Rows from a figure dataset
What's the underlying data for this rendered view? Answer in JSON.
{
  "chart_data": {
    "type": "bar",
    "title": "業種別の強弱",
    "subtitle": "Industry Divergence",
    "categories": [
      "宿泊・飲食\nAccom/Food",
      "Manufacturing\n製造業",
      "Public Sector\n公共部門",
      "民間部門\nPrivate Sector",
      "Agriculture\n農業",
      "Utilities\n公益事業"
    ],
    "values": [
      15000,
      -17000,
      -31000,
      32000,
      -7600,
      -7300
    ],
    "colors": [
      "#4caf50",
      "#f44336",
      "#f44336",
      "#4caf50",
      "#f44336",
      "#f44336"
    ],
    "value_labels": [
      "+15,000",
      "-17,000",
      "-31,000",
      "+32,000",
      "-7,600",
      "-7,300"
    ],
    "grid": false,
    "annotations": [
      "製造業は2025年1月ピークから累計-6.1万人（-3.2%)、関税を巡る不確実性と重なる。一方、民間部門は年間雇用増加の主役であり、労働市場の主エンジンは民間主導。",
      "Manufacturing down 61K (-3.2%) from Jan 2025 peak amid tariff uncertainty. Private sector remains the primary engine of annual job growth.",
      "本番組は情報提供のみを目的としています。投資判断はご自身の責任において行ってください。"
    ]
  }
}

Instruction:
Without leaving anything out, quote all the data.

Correct result:
What's the underlying data for this rendered view? Answer in JSON.
{
  "chart_data": {
    "type": "bar",
    "title": "業種別の強弱",
    "subtitle": "Industry Divergence",
    "categories": [
      "宿泊・飲食\nAccom/Food",
      "Manufacturing\n製造業",
      "Public Sector\n公共部門",
      "民間部門\nPrivate Sector",
      "Agriculture\n農業",
      "Utilities\n公益事業"
    ],
    "values": [
      15000,
      -17000,
      -31000,
      32000,
      -7600,
      -7300
    ],
    "colors": [
      "#4caf50",
      "#f44336",
      "#f44336",
      "#4caf50",
      "#f44336",
      "#f44336"
    ],
    "value_labels": [
      "+15,000",
      "-17,000",
      "-31,000",
      "+32,000",
      "-7,600",
      "-7,300"
    ],
    "grid": false,
    "annotations": [
      "製造業は2025年1月ピークから累計-6.1万人（-3.2%)、関税を巡る不確実性と重なる。一方、民間部門は年間雇用増加の主役であり、労働市場の主エンジンは民間主導。",
      "Manufacturing down 61K (-3.2%) from Jan 2025 peak amid tariff uncertainty. Private sector remains the primary engine of annual job growth.",
      "本番組は情報提供のみを目的としています。投資判断はご自身の責任において行ってください。"
    ]
  }
}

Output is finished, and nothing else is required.